SOURCE MATERIAL |
= = =
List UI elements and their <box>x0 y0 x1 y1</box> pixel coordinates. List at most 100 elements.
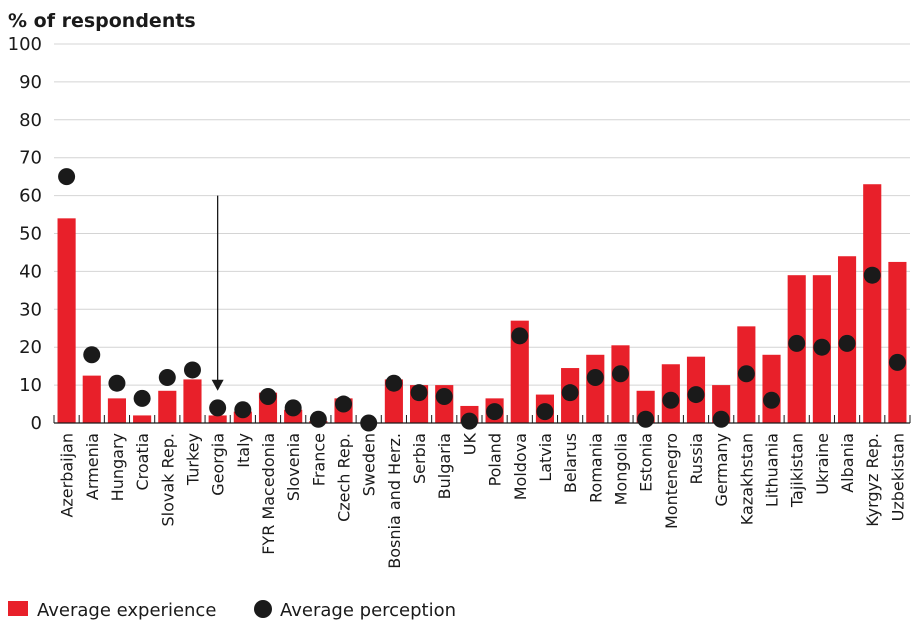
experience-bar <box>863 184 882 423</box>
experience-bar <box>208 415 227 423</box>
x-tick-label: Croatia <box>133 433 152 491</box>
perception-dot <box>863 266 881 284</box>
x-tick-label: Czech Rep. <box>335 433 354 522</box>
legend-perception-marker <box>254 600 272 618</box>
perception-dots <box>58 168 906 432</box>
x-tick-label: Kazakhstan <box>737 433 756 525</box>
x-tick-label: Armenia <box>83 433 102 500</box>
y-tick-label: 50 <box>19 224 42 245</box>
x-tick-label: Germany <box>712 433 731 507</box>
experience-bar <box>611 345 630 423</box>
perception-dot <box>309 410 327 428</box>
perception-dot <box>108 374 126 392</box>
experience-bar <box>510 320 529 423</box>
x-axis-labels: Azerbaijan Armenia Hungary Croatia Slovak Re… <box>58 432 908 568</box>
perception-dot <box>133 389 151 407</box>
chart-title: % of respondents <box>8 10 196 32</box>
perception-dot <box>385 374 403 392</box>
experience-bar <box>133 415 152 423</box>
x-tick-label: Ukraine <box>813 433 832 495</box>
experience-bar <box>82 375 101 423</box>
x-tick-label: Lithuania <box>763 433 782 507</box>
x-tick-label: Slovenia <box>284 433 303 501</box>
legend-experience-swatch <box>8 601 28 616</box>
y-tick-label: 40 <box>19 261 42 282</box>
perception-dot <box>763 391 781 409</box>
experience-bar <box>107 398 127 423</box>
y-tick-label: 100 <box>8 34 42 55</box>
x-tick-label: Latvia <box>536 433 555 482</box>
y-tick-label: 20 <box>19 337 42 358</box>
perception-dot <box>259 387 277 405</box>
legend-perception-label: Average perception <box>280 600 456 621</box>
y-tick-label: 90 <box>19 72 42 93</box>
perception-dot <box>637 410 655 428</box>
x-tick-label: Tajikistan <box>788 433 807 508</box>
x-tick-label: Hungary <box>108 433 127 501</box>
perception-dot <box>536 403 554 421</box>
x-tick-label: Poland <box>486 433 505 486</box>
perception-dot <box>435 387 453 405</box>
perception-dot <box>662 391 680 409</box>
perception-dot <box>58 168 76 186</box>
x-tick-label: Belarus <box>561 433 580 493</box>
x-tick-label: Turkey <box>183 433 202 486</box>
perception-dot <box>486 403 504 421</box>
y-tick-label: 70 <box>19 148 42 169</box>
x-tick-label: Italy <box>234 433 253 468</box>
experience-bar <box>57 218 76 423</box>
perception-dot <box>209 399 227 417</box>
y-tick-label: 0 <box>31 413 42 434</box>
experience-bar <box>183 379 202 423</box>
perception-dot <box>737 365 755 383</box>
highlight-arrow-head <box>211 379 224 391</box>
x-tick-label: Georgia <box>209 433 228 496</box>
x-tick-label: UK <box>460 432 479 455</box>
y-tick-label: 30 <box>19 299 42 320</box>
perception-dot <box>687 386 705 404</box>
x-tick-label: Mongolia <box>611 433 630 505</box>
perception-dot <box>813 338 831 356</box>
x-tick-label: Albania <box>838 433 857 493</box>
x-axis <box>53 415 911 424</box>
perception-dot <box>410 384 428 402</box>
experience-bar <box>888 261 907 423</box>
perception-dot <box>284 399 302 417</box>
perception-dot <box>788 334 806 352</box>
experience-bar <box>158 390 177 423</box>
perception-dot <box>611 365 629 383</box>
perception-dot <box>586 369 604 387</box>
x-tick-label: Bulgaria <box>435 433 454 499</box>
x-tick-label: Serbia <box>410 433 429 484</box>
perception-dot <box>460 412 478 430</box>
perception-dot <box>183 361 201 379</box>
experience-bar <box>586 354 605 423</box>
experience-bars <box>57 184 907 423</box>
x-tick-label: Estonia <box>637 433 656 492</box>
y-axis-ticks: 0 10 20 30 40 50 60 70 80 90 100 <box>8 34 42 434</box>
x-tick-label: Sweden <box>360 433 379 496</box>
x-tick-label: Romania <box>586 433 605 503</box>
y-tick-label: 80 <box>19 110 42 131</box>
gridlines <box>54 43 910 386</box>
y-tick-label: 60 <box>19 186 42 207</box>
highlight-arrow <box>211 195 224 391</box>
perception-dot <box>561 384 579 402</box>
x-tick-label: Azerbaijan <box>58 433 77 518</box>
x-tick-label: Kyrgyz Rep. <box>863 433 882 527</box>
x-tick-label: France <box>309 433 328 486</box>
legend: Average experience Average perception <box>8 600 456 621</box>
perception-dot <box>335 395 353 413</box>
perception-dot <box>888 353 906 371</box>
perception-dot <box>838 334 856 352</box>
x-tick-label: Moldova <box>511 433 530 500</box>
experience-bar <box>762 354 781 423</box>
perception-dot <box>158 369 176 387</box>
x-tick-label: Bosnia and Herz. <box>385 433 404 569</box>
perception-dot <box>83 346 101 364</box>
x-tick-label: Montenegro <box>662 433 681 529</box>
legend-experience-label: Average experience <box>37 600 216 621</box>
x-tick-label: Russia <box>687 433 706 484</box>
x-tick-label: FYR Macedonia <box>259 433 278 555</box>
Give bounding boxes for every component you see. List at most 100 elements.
= = =
YOUR GOAL |
Could you repeat every one of the rows above word for word, leaving out the pictures?

REPLY |
List UI elements and their <box>x0 y0 x1 y1</box> pixel coordinates. List at most 100 elements.
experience-bar <box>863 184 882 423</box>
experience-bar <box>208 415 227 423</box>
x-tick-label: Croatia <box>133 433 152 491</box>
perception-dot <box>863 266 881 284</box>
x-tick-label: Czech Rep. <box>335 433 354 522</box>
legend-perception-marker <box>254 600 272 618</box>
perception-dots <box>58 168 906 432</box>
x-tick-label: Kazakhstan <box>737 433 756 525</box>
x-tick-label: Armenia <box>83 433 102 500</box>
y-tick-label: 50 <box>19 224 42 245</box>
x-tick-label: Germany <box>712 433 731 507</box>
experience-bar <box>611 345 630 423</box>
perception-dot <box>309 410 327 428</box>
perception-dot <box>108 374 126 392</box>
experience-bar <box>510 320 529 423</box>
x-axis-labels: Azerbaijan Armenia Hungary Croatia Slovak Re… <box>58 432 908 568</box>
perception-dot <box>133 389 151 407</box>
chart-title: % of respondents <box>8 10 196 32</box>
perception-dot <box>385 374 403 392</box>
experience-bar <box>133 415 152 423</box>
x-tick-label: Ukraine <box>813 433 832 495</box>
experience-bar <box>82 375 101 423</box>
x-tick-label: Lithuania <box>763 433 782 507</box>
x-tick-label: Slovenia <box>284 433 303 501</box>
legend-experience-swatch <box>8 601 28 616</box>
y-tick-label: 40 <box>19 261 42 282</box>
perception-dot <box>763 391 781 409</box>
experience-bar <box>107 398 127 423</box>
y-tick-label: 100 <box>8 34 42 55</box>
x-tick-label: Latvia <box>536 433 555 482</box>
y-tick-label: 20 <box>19 337 42 358</box>
perception-dot <box>259 387 277 405</box>
legend-perception-label: Average perception <box>280 600 456 621</box>
y-tick-label: 90 <box>19 72 42 93</box>
perception-dot <box>637 410 655 428</box>
x-tick-label: Tajikistan <box>788 433 807 508</box>
x-tick-label: Hungary <box>108 433 127 501</box>
perception-dot <box>536 403 554 421</box>
x-tick-label: Poland <box>486 433 505 486</box>
perception-dot <box>435 387 453 405</box>
perception-dot <box>662 391 680 409</box>
perception-dot <box>58 168 76 186</box>
x-tick-label: Belarus <box>561 433 580 493</box>
x-tick-label: Turkey <box>183 433 202 486</box>
perception-dot <box>486 403 504 421</box>
y-tick-label: 70 <box>19 148 42 169</box>
x-tick-label: Italy <box>234 433 253 468</box>
experience-bar <box>57 218 76 423</box>
perception-dot <box>209 399 227 417</box>
y-tick-label: 0 <box>31 413 42 434</box>
experience-bar <box>183 379 202 423</box>
perception-dot <box>737 365 755 383</box>
highlight-arrow-head <box>211 379 224 391</box>
x-tick-label: Georgia <box>209 433 228 496</box>
x-tick-label: UK <box>460 432 479 455</box>
y-tick-label: 30 <box>19 299 42 320</box>
perception-dot <box>687 386 705 404</box>
x-tick-label: Mongolia <box>611 433 630 505</box>
perception-dot <box>813 338 831 356</box>
x-tick-label: Albania <box>838 433 857 493</box>
x-axis <box>53 415 911 424</box>
perception-dot <box>410 384 428 402</box>
experience-bar <box>888 261 907 423</box>
perception-dot <box>284 399 302 417</box>
perception-dot <box>788 334 806 352</box>
experience-bar <box>158 390 177 423</box>
perception-dot <box>611 365 629 383</box>
perception-dot <box>586 369 604 387</box>
x-tick-label: Bulgaria <box>435 433 454 499</box>
x-tick-label: Serbia <box>410 433 429 484</box>
perception-dot <box>460 412 478 430</box>
perception-dot <box>183 361 201 379</box>
experience-bar <box>586 354 605 423</box>
experience-bars <box>57 184 907 423</box>
x-tick-label: Estonia <box>637 433 656 492</box>
y-axis-ticks: 0 10 20 30 40 50 60 70 80 90 100 <box>8 34 42 434</box>
x-tick-label: Sweden <box>360 433 379 496</box>
x-tick-label: Romania <box>586 433 605 503</box>
y-tick-label: 80 <box>19 110 42 131</box>
gridlines <box>54 43 910 386</box>
y-tick-label: 60 <box>19 186 42 207</box>
highlight-arrow <box>211 195 224 391</box>
perception-dot <box>561 384 579 402</box>
x-tick-label: Azerbaijan <box>58 433 77 518</box>
x-tick-label: Kyrgyz Rep. <box>863 433 882 527</box>
x-tick-label: France <box>309 433 328 486</box>
legend: Average experience Average perception <box>8 600 456 621</box>
perception-dot <box>335 395 353 413</box>
perception-dot <box>888 353 906 371</box>
perception-dot <box>838 334 856 352</box>
x-tick-label: Moldova <box>511 433 530 500</box>
experience-bar <box>762 354 781 423</box>
perception-dot <box>158 369 176 387</box>
x-tick-label: Bosnia and Herz. <box>385 433 404 569</box>
perception-dot <box>83 346 101 364</box>
x-tick-label: Montenegro <box>662 433 681 529</box>
legend-experience-label: Average experience <box>37 600 216 621</box>
x-tick-label: Russia <box>687 433 706 484</box>
x-tick-label: FYR Macedonia <box>259 433 278 555</box>
Give bounding boxes for every component you see. List at most 100 elements.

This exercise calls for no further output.